## Exercise prompt:
Please format every line of the listing below as a numbered list, leaving out blank lines and the pictures.

## Records supplied:
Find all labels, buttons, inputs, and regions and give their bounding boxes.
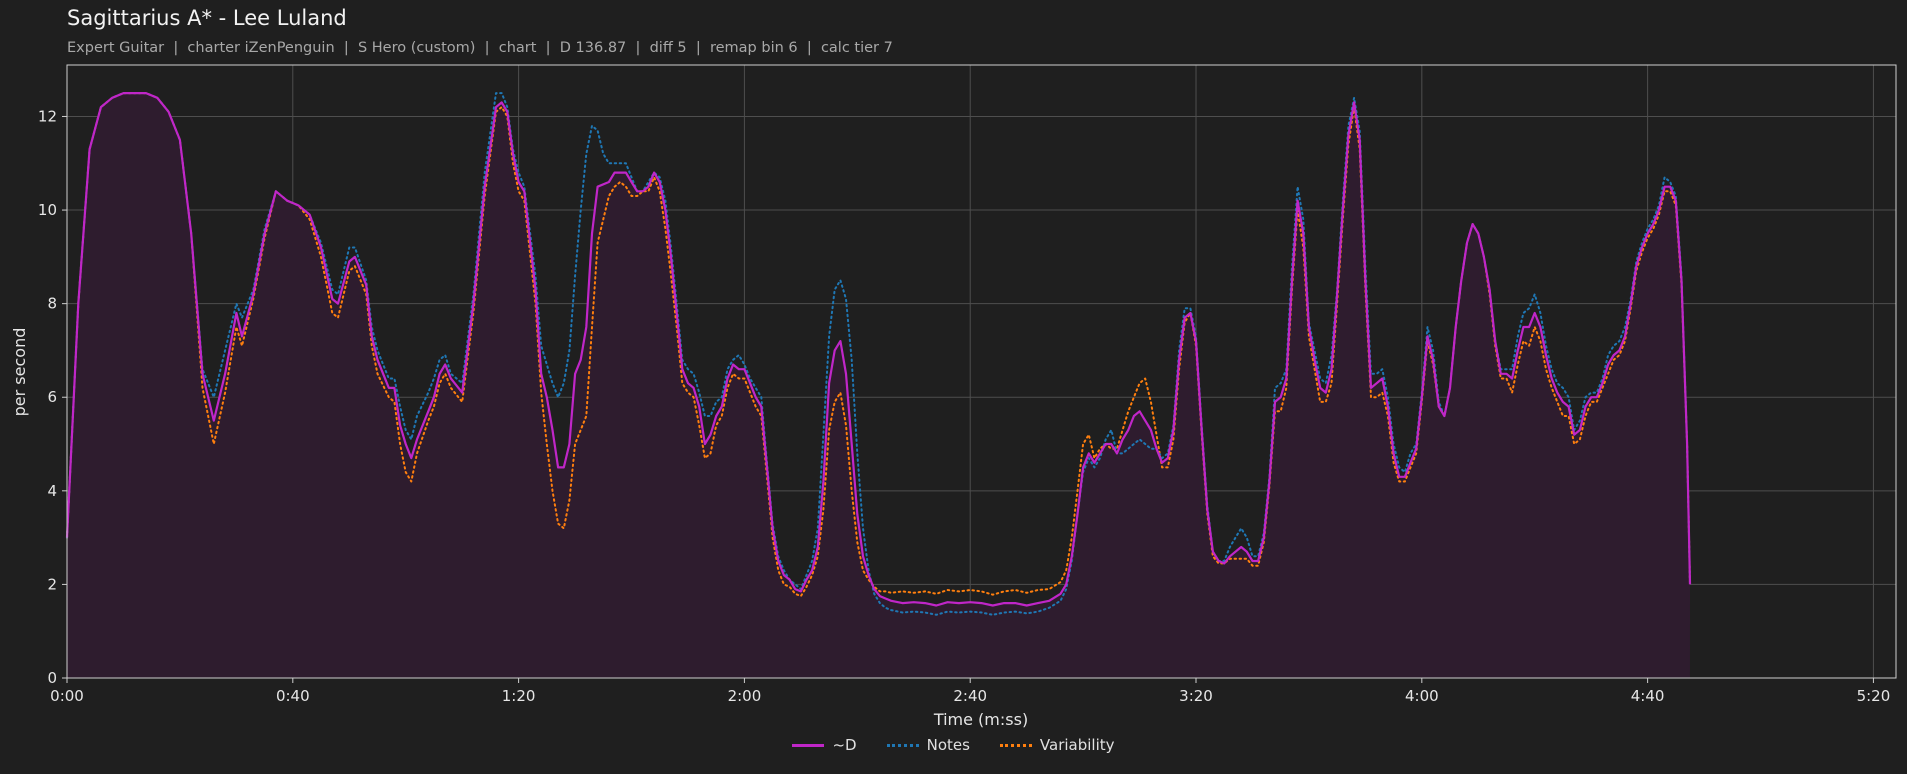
x-tick-label: 5:20 xyxy=(1857,687,1891,705)
y-tick-label: 8 xyxy=(47,295,57,313)
x-tick-label: 4:40 xyxy=(1631,687,1665,705)
legend-swatch-variability xyxy=(999,743,1032,747)
x-tick-label: 2:00 xyxy=(728,687,762,705)
legend-label-d: ~D xyxy=(832,736,857,754)
y-tick-label: 6 xyxy=(47,388,57,406)
legend-swatch-notes xyxy=(886,743,919,747)
x-tick-label: 1:20 xyxy=(502,687,536,705)
y-tick-label: 0 xyxy=(47,669,57,687)
chart-legend: ~D Notes Variability xyxy=(0,736,1907,754)
legend-item-d: ~D xyxy=(792,736,857,754)
y-axis-label: per second xyxy=(10,328,29,417)
legend-swatch-d xyxy=(792,743,825,747)
legend-item-variability: Variability xyxy=(999,736,1115,754)
y-tick-label: 10 xyxy=(38,201,57,219)
y-tick-label: 4 xyxy=(47,482,57,500)
x-tick-label: 0:00 xyxy=(50,687,84,705)
legend-label-variability: Variability xyxy=(1039,736,1115,754)
x-tick-label: 2:40 xyxy=(953,687,987,705)
x-tick-label: 0:40 xyxy=(276,687,310,705)
legend-label-notes: Notes xyxy=(926,736,970,754)
x-tick-label: 4:00 xyxy=(1405,687,1439,705)
legend-item-notes: Notes xyxy=(886,736,970,754)
chart-plot: 0:00 0:40 1:20 2:00 2:40 3:20 4:00 4:40 5:20 0 2 4 6… xyxy=(10,64,1897,729)
x-tick-label: 3:20 xyxy=(1179,687,1213,705)
y-tick-label: 2 xyxy=(47,575,57,593)
x-axis-label: Time (m:ss) xyxy=(933,710,1028,729)
y-tick-label: 12 xyxy=(38,107,57,125)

## The result:
1. Find all labels, buttons, inputs, and regions and give their bounding boxes.
2. x-tick-label: 5:20 xyxy=(1857,687,1891,705)
3. y-tick-label: 8 xyxy=(47,295,57,313)
4. x-tick-label: 4:40 xyxy=(1631,687,1665,705)
5. legend-swatch-variability xyxy=(999,743,1032,747)
6. x-tick-label: 2:00 xyxy=(728,687,762,705)
7. legend-label-d: ~D xyxy=(832,736,857,754)
8. y-tick-label: 6 xyxy=(47,388,57,406)
9. legend-swatch-notes xyxy=(886,743,919,747)
10. x-tick-label: 1:20 xyxy=(502,687,536,705)
11. y-tick-label: 0 xyxy=(47,669,57,687)
12. chart-legend: ~D Notes Variability xyxy=(0,736,1907,754)
13. legend-item-d: ~D xyxy=(792,736,857,754)
14. y-axis-label: per second xyxy=(10,328,29,417)
15. legend-swatch-d xyxy=(792,743,825,747)
16. legend-item-variability: Variability xyxy=(999,736,1115,754)
17. y-tick-label: 10 xyxy=(38,201,57,219)
18. y-tick-label: 4 xyxy=(47,482,57,500)
19. x-tick-label: 0:00 xyxy=(50,687,84,705)
20. legend-label-variability: Variability xyxy=(1039,736,1115,754)
21. x-tick-label: 2:40 xyxy=(953,687,987,705)
22. x-tick-label: 0:40 xyxy=(276,687,310,705)
23. legend-label-notes: Notes xyxy=(926,736,970,754)
24. x-tick-label: 4:00 xyxy=(1405,687,1439,705)
25. legend-item-notes: Notes xyxy=(886,736,970,754)
26. chart-plot: 0:00 0:40 1:20 2:00 2:40 3:20 4:00 4:40 5:20 0 2 4 6… xyxy=(10,64,1897,729)
27. x-tick-label: 3:20 xyxy=(1179,687,1213,705)
28. y-tick-label: 2 xyxy=(47,575,57,593)
29. x-axis-label: Time (m:ss) xyxy=(933,710,1028,729)
30. y-tick-label: 12 xyxy=(38,107,57,125)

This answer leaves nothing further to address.